(Records contained in a dataset)
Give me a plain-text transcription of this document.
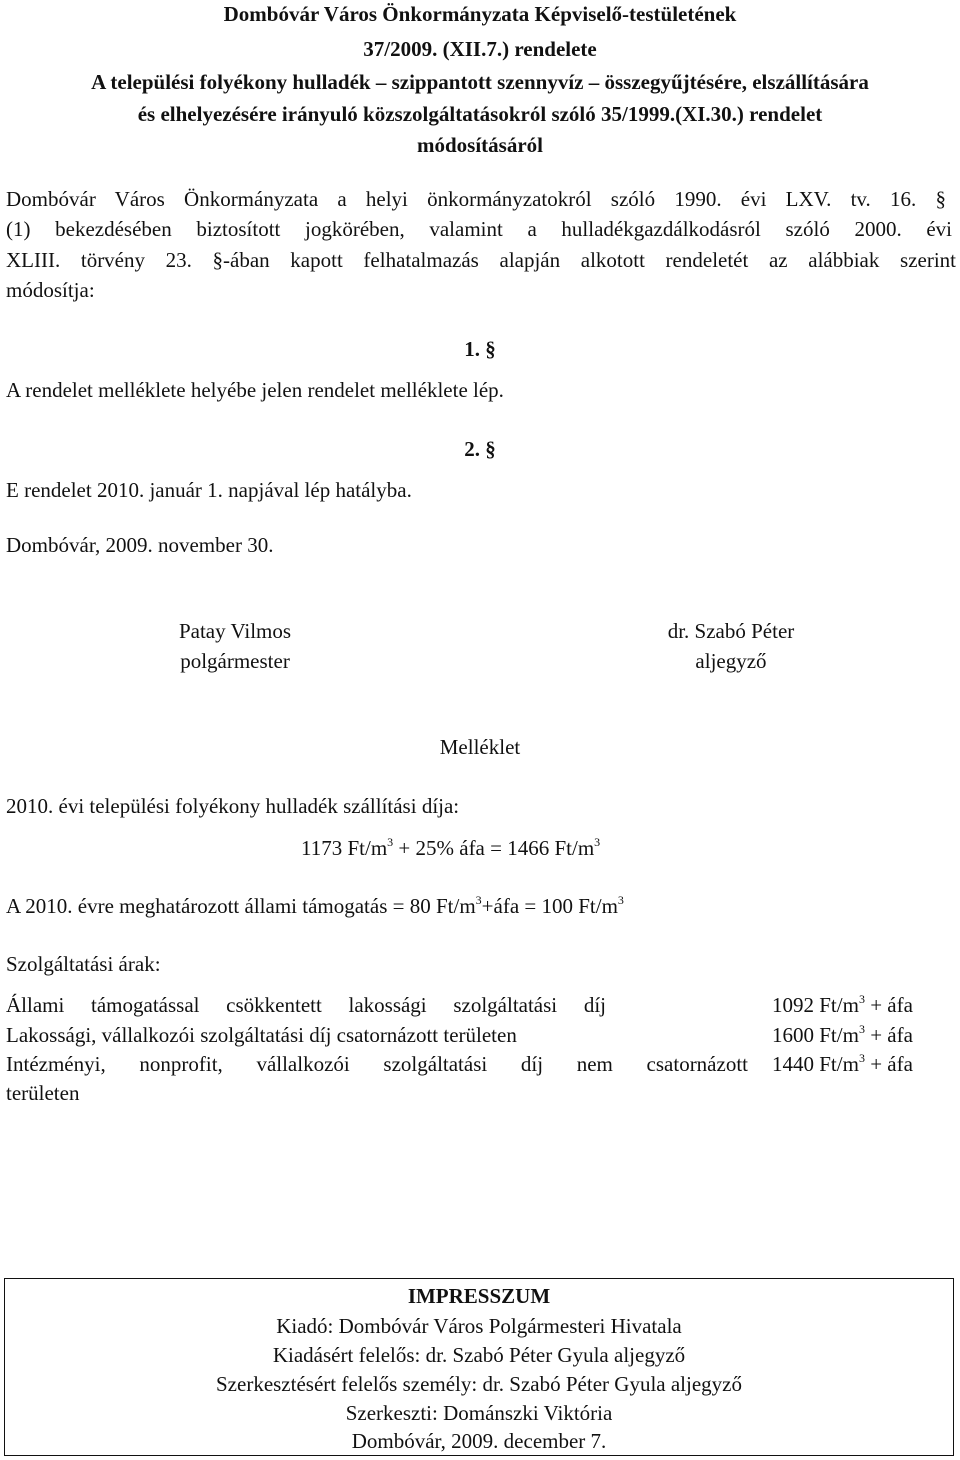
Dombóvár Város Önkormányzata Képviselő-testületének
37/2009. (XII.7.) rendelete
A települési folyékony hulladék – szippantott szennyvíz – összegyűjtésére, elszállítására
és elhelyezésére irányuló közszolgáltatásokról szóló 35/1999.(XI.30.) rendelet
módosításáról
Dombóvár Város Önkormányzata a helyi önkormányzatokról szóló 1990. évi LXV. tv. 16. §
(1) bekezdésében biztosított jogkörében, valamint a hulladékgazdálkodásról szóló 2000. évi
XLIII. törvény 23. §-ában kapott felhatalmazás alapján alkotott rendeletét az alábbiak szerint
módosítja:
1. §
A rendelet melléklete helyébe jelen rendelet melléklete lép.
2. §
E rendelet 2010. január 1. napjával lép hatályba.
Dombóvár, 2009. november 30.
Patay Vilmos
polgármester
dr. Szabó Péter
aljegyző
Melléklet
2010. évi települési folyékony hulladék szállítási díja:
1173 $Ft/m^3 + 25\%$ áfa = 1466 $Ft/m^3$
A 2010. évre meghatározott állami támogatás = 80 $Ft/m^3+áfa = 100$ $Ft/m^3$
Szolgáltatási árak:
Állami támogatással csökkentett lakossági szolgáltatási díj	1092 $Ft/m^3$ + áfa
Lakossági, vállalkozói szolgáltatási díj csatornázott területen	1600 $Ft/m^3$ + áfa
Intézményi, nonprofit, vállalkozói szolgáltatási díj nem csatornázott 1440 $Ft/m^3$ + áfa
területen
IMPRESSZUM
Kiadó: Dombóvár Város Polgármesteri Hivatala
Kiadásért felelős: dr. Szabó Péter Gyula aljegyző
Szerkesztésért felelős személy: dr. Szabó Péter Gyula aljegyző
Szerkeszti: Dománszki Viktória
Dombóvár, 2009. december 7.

### STATED GOAL:
Read through the data and copy every line where "területen" shows up.

### FINAL ANSWER:
Lakossági, vállalkozói szolgáltatási díj csatornázott területen	1600 $Ft/m^3$ + áfa
területen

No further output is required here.